SHORT PROBLEM ▸ Output all of the records exactly as written.

DATA ▸
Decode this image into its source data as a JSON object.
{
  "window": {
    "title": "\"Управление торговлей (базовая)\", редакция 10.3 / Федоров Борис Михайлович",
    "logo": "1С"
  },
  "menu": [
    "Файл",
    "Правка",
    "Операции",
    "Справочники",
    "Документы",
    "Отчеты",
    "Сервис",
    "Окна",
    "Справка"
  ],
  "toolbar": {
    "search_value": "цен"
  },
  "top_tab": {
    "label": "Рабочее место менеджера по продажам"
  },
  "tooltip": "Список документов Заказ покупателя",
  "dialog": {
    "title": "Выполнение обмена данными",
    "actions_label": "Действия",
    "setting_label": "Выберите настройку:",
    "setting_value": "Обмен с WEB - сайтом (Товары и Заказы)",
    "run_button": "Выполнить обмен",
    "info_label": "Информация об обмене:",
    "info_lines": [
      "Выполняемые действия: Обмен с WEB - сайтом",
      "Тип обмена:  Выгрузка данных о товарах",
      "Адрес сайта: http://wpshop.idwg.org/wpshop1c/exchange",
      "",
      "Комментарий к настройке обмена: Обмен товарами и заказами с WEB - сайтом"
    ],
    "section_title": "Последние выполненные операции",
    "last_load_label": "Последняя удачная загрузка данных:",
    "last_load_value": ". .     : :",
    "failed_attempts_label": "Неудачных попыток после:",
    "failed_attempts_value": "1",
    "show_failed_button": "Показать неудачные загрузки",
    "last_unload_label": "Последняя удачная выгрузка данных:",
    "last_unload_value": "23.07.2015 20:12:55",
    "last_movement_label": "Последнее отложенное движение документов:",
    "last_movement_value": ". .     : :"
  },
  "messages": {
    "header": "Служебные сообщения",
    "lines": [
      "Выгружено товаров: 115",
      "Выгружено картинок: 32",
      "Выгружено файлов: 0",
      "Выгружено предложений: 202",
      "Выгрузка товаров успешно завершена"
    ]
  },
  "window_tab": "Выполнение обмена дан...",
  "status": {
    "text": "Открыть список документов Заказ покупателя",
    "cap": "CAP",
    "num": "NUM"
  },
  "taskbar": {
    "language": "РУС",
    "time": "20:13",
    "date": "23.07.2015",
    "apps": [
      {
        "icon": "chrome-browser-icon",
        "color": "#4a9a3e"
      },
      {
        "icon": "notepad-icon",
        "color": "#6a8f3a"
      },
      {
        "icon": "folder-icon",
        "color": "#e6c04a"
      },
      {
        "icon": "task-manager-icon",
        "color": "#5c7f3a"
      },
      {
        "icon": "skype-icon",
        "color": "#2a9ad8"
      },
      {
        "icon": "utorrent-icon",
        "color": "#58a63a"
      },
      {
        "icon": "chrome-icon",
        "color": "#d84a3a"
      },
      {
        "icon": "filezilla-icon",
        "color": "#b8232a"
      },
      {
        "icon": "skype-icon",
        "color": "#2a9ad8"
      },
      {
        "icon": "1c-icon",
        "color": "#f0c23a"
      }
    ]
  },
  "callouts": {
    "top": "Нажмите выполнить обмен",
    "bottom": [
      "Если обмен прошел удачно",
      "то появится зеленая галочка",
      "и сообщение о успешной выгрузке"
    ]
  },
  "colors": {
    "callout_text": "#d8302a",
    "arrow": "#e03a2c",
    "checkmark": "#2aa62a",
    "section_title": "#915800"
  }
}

WRITTEN ANSWER ▸
Decode this image into its source data as a JSON object.
{
  "window": {
    "title": "\"Управление торговлей (базовая)\", редакция 10.3 / Федоров Борис Михайлович",
    "logo": "1С"
  },
  "menu": [
    "Файл",
    "Правка",
    "Операции",
    "Справочники",
    "Документы",
    "Отчеты",
    "Сервис",
    "Окна",
    "Справка"
  ],
  "toolbar": {
    "search_value": "цен"
  },
  "top_tab": {
    "label": "Рабочее место менеджера по продажам"
  },
  "tooltip": "Список документов Заказ покупателя",
  "dialog": {
    "title": "Выполнение обмена данными",
    "actions_label": "Действия",
    "setting_label": "Выберите настройку:",
    "setting_value": "Обмен с WEB - сайтом (Товары и Заказы)",
    "run_button": "Выполнить обмен",
    "info_label": "Информация об обмене:",
    "info_lines": [
      "Выполняемые действия: Обмен с WEB - сайтом",
      "Тип обмена:  Выгрузка данных о товарах",
      "Адрес сайта: http://wpshop.idwg.org/wpshop1c/exchange",
      "",
      "Комментарий к настройке обмена: Обмен товарами и заказами с WEB - сайтом"
    ],
    "section_title": "Последние выполненные операции",
    "last_load_label": "Последняя удачная загрузка данных:",
    "last_load_value": ". .     : :",
    "failed_attempts_label": "Неудачных попыток после:",
    "failed_attempts_value": "1",
    "show_failed_button": "Показать неудачные загрузки",
    "last_unload_label": "Последняя удачная выгрузка данных:",
    "last_unload_value": "23.07.2015 20:12:55",
    "last_movement_label": "Последнее отложенное движение документов:",
    "last_movement_value": ". .     : :"
  },
  "messages": {
    "header": "Служебные сообщения",
    "lines": [
      "Выгружено товаров: 115",
      "Выгружено картинок: 32",
      "Выгружено файлов: 0",
      "Выгружено предложений: 202",
      "Выгрузка товаров успешно завершена"
    ]
  },
  "window_tab": "Выполнение обмена дан...",
  "status": {
    "text": "Открыть список документов Заказ покупателя",
    "cap": "CAP",
    "num": "NUM"
  },
  "taskbar": {
    "language": "РУС",
    "time": "20:13",
    "date": "23.07.2015",
    "apps": [
      {
        "icon": "chrome-browser-icon",
        "color": "#4a9a3e"
      },
      {
        "icon": "notepad-icon",
        "color": "#6a8f3a"
      },
      {
        "icon": "folder-icon",
        "color": "#e6c04a"
      },
      {
        "icon": "task-manager-icon",
        "color": "#5c7f3a"
      },
      {
        "icon": "skype-icon",
        "color": "#2a9ad8"
      },
      {
        "icon": "utorrent-icon",
        "color": "#58a63a"
      },
      {
        "icon": "chrome-icon",
        "color": "#d84a3a"
      },
      {
        "icon": "filezilla-icon",
        "color": "#b8232a"
      },
      {
        "icon": "skype-icon",
        "color": "#2a9ad8"
      },
      {
        "icon": "1c-icon",
        "color": "#f0c23a"
      }
    ]
  },
  "callouts": {
    "top": "Нажмите выполнить обмен",
    "bottom": [
      "Если обмен прошел удачно",
      "то появится зеленая галочка",
      "и сообщение о успешной выгрузке"
    ]
  },
  "colors": {
    "callout_text": "#d8302a",
    "arrow": "#e03a2c",
    "checkmark": "#2aa62a",
    "section_title": "#915800"
  }
}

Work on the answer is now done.